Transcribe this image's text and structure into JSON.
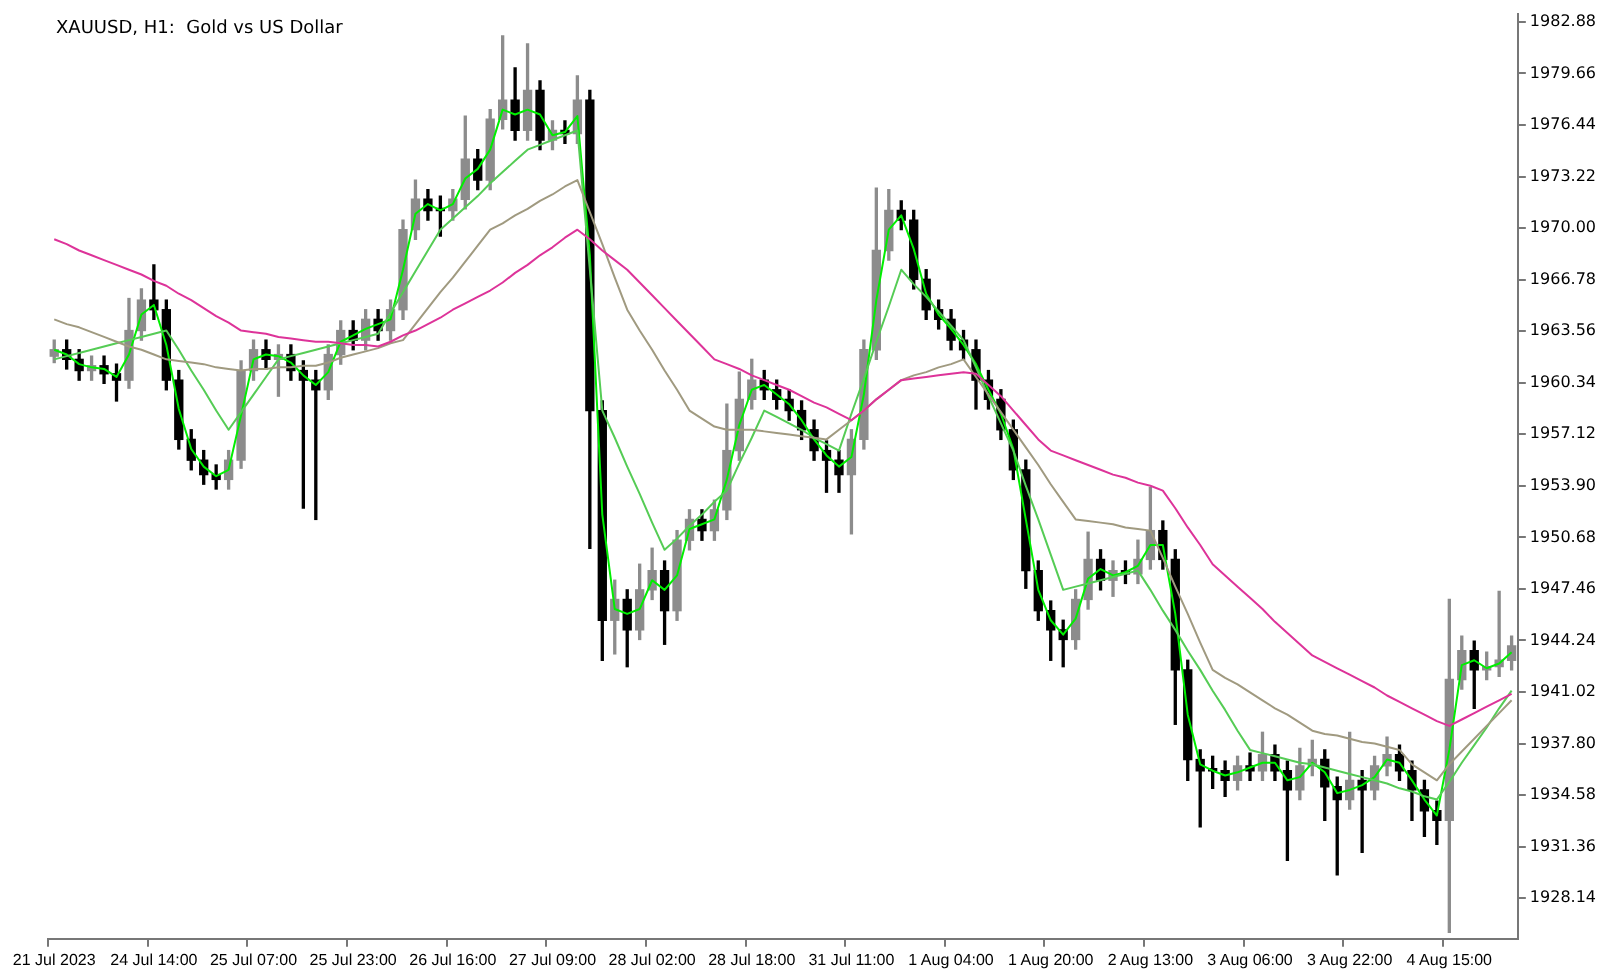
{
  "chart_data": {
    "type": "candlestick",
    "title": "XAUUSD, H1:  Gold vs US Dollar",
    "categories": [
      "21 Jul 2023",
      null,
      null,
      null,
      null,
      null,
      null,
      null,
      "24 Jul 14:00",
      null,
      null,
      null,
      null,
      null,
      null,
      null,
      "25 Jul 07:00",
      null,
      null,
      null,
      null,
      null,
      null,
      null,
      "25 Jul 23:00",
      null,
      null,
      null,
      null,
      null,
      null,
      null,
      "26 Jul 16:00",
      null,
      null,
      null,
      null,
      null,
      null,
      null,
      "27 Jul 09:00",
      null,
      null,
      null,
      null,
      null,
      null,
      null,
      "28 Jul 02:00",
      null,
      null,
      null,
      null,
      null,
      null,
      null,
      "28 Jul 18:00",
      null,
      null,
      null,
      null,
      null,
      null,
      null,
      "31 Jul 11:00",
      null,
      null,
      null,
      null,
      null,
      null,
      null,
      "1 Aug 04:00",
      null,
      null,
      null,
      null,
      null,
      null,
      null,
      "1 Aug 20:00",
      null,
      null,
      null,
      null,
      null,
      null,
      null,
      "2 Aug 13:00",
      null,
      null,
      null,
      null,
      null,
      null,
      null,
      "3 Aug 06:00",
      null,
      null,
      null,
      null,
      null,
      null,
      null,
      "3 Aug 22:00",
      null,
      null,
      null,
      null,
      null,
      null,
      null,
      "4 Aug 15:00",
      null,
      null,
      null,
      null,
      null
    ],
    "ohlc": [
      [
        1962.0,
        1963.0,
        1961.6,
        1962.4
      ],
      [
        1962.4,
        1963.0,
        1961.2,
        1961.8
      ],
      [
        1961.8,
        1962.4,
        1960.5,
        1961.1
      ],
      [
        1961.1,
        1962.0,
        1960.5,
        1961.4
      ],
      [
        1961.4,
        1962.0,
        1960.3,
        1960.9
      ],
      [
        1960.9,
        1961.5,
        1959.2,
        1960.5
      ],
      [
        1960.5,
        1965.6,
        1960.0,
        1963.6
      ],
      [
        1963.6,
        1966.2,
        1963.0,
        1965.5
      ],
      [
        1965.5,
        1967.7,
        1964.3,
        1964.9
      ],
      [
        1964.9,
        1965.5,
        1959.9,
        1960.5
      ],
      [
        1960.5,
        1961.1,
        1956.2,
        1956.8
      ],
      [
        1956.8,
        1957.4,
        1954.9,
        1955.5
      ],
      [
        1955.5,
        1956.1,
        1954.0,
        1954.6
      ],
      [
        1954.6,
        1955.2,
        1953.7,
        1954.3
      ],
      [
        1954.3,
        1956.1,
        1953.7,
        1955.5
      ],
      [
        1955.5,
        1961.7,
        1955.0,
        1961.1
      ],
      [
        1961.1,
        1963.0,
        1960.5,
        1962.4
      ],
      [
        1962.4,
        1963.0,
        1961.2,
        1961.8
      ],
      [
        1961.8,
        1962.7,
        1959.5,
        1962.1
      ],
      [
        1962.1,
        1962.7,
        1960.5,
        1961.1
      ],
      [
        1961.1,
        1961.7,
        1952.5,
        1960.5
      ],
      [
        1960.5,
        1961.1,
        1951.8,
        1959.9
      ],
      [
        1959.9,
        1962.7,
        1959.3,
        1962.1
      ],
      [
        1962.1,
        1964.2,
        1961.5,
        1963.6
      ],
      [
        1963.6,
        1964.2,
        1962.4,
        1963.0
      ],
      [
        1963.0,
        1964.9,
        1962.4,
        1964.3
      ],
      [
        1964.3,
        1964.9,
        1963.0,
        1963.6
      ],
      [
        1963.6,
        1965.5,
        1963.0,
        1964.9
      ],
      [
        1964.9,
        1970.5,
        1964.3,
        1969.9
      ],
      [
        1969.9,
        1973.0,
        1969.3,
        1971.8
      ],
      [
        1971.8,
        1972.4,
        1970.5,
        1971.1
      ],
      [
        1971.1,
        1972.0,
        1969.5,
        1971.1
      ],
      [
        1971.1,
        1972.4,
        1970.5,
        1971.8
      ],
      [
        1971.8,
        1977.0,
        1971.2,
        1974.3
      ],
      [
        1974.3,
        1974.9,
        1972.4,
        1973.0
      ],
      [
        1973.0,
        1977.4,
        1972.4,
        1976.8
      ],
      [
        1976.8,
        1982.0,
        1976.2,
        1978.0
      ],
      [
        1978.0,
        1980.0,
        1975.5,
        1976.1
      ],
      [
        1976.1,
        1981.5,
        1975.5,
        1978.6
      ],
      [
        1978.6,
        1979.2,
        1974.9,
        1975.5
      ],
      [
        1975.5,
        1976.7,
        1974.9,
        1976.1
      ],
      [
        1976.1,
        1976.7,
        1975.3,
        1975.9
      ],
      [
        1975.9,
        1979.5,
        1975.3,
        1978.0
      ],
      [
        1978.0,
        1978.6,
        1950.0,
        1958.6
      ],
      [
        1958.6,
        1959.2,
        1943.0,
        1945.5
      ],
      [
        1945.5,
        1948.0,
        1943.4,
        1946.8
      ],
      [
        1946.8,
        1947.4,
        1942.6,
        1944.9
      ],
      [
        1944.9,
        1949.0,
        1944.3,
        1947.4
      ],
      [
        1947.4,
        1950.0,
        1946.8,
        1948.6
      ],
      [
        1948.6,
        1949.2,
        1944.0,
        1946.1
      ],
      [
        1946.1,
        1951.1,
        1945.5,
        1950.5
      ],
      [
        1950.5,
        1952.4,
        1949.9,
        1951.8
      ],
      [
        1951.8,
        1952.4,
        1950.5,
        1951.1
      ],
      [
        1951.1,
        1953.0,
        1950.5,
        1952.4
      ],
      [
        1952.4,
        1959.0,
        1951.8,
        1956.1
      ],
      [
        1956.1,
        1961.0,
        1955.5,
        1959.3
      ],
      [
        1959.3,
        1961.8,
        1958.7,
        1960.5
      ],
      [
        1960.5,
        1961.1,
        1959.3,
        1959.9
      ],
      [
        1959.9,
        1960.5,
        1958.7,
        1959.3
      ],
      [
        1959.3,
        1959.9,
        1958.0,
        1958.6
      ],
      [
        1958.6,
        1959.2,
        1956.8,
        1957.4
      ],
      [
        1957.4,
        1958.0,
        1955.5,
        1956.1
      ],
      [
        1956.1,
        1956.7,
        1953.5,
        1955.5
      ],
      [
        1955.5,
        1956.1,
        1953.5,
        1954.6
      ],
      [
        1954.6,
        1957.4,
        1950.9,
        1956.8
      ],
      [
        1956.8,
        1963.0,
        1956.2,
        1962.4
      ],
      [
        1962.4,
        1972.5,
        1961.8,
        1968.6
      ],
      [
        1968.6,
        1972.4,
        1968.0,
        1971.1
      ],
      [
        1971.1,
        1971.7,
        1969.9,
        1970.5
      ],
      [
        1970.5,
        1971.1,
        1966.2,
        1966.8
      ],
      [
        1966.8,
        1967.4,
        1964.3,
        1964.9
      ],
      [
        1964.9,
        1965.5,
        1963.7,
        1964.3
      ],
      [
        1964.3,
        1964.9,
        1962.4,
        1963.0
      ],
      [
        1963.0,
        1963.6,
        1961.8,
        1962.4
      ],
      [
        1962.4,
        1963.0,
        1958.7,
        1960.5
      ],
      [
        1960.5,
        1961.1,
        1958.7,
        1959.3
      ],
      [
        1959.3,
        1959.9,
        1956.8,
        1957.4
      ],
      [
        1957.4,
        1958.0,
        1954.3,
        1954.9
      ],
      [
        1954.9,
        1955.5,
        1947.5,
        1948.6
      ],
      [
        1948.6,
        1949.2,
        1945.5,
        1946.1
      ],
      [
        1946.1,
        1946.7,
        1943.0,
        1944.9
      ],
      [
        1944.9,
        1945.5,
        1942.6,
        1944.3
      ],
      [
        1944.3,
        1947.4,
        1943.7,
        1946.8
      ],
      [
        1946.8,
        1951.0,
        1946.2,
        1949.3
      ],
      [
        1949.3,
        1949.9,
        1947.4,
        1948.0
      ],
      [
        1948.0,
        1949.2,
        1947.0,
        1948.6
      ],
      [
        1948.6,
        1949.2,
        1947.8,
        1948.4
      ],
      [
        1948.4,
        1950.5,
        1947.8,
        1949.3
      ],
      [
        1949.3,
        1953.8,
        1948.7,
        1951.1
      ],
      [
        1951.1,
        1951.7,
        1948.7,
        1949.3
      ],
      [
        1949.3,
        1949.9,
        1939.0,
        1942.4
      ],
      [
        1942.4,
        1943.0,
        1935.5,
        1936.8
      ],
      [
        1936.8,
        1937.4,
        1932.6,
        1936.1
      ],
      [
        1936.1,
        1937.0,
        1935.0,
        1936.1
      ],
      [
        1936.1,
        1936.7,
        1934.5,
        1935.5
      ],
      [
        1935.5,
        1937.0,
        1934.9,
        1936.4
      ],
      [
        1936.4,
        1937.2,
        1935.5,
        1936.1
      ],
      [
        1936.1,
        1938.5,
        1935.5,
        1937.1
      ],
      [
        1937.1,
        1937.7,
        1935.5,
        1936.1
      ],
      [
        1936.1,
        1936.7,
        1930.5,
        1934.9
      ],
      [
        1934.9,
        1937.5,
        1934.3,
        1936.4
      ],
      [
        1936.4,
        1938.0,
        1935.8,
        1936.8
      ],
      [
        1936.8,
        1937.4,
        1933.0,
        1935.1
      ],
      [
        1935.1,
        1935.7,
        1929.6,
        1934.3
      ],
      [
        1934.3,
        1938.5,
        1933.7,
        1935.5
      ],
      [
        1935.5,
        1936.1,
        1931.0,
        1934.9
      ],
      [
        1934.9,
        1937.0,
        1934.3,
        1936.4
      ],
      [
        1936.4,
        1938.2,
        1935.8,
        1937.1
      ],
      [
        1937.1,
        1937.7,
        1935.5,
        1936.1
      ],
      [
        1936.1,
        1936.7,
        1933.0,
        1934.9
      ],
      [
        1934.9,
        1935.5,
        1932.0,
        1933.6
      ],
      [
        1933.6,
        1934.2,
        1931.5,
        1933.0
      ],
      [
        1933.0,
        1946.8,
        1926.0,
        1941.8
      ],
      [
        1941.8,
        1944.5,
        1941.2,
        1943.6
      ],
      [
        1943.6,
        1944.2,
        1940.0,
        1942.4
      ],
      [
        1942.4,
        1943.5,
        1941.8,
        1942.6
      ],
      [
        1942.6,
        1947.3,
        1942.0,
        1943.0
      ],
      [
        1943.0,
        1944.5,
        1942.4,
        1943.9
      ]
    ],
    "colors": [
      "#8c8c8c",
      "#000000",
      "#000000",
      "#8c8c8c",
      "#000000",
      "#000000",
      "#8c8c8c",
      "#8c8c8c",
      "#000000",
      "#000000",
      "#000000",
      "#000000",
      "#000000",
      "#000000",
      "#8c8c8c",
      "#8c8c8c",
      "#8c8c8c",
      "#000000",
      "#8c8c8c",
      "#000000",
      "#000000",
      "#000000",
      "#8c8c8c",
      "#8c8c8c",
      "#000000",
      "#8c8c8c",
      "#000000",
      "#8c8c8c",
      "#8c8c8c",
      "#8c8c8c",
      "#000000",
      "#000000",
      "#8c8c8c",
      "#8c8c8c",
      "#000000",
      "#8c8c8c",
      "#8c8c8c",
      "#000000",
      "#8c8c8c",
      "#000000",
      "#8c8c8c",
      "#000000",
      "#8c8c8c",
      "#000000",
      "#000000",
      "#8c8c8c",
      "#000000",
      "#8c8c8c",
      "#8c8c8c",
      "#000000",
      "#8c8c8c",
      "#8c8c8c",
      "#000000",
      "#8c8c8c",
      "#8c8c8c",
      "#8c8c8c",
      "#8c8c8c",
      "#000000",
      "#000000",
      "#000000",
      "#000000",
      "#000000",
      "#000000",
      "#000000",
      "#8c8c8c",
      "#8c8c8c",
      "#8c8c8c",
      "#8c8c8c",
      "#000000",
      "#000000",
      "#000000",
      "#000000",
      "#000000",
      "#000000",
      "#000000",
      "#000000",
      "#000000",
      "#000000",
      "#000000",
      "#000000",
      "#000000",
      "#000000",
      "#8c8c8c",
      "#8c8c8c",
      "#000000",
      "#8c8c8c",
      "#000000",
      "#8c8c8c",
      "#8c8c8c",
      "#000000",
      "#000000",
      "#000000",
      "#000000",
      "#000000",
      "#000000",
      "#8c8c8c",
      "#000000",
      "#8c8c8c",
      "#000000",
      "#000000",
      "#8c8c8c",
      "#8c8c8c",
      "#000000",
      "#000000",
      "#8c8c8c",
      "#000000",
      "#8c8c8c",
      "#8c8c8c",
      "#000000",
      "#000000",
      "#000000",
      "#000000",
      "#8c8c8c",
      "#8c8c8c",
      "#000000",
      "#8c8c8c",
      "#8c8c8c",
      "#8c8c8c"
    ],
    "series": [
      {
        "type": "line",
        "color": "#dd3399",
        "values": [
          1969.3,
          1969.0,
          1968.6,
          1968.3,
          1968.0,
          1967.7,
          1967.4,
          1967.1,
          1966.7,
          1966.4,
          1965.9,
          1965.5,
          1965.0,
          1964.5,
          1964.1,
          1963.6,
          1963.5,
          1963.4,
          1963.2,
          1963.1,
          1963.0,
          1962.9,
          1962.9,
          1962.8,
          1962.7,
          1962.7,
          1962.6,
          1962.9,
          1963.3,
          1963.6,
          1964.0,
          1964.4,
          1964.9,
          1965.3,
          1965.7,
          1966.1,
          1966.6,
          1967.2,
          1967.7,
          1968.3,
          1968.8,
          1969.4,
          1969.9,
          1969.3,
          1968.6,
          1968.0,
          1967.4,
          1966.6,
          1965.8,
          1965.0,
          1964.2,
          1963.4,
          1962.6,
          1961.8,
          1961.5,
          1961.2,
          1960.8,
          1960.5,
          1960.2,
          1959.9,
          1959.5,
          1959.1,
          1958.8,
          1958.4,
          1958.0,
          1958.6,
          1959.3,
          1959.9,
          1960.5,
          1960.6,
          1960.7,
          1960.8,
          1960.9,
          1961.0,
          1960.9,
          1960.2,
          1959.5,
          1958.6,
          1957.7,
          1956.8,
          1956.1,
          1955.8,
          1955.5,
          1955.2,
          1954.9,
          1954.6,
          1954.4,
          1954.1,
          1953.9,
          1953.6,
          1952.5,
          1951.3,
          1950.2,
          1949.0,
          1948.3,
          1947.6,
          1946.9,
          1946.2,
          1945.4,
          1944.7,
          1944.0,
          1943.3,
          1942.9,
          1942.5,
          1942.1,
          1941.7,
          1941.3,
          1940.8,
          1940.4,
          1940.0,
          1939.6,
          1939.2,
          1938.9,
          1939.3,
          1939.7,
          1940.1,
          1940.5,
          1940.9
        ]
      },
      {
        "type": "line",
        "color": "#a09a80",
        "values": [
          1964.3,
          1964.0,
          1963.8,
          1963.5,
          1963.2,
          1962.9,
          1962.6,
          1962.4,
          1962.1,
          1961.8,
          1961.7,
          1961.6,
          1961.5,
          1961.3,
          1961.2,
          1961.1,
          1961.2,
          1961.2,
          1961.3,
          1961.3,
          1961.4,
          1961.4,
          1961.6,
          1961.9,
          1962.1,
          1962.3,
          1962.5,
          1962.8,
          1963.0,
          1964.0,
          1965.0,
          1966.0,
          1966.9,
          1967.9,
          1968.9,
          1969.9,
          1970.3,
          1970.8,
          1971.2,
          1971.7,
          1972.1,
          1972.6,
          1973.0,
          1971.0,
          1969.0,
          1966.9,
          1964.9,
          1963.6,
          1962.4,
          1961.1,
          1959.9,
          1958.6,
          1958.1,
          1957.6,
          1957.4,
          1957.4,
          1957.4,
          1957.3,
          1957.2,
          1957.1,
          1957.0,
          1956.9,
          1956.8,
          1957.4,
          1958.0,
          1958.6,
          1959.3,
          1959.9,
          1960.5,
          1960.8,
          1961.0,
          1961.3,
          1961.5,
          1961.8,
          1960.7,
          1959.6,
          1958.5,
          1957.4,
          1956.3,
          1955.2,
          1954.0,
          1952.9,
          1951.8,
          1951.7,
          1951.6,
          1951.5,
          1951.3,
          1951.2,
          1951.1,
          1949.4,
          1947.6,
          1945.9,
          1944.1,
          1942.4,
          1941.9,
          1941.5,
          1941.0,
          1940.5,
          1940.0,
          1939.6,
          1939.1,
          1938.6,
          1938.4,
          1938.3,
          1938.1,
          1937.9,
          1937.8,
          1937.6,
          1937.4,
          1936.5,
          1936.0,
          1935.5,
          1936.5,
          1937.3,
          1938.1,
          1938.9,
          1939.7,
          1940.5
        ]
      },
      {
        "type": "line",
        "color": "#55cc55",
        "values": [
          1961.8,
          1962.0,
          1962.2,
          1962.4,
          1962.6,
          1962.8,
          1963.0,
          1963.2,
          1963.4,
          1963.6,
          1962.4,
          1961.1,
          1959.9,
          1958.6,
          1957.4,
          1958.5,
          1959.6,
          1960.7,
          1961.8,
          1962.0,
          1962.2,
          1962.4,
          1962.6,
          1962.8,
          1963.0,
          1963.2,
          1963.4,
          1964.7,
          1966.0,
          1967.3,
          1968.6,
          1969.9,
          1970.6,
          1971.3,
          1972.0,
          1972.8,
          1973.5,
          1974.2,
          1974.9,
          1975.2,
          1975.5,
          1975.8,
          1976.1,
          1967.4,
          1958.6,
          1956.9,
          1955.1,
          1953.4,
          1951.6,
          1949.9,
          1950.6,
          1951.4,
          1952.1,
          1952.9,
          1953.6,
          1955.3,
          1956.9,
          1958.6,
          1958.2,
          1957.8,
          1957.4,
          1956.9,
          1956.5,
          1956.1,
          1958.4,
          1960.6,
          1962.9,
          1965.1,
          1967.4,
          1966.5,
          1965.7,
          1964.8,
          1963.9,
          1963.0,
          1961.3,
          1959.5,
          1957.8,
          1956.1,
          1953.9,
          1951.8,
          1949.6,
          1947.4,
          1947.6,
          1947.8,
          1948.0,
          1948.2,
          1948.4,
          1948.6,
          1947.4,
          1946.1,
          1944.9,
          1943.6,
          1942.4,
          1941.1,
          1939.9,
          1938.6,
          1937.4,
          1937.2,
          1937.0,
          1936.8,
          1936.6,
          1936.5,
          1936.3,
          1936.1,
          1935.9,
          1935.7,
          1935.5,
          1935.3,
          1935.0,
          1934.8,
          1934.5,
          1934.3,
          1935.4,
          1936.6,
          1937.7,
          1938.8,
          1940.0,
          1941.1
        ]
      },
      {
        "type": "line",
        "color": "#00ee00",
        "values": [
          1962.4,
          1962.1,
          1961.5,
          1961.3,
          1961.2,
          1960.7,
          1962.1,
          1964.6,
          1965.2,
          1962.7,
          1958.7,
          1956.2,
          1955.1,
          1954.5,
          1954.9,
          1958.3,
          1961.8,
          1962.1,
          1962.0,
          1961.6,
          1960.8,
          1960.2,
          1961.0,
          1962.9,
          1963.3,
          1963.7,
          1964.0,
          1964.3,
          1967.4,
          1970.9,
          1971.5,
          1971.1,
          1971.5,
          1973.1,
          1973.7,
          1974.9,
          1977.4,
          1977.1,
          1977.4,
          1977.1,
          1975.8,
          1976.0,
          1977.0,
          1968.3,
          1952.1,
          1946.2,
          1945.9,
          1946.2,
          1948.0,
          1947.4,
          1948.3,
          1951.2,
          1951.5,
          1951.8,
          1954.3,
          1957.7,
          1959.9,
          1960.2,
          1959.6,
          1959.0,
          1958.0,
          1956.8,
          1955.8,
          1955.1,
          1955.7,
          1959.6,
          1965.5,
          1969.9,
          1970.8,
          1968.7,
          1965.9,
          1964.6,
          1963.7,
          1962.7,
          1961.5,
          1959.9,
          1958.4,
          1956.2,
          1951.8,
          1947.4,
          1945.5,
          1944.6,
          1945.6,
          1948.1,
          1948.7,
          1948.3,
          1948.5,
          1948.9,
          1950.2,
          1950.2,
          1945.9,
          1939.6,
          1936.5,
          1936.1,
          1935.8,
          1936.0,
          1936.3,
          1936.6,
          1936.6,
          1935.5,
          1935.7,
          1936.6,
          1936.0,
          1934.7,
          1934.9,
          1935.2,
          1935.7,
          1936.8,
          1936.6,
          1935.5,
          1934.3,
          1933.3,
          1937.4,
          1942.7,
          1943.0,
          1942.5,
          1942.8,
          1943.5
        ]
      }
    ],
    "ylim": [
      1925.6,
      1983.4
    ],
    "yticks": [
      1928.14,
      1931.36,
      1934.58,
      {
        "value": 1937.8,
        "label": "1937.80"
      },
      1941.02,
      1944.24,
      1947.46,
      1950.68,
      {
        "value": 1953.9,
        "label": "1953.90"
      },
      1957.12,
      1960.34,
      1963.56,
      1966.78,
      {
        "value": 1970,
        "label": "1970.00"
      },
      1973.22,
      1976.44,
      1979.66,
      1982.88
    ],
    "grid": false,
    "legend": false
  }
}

· · · ·

Show, from the material above, each line that includes the string "label".

        "label": "1937.80"
        "label": "1953.90"
        "label": "1970.00"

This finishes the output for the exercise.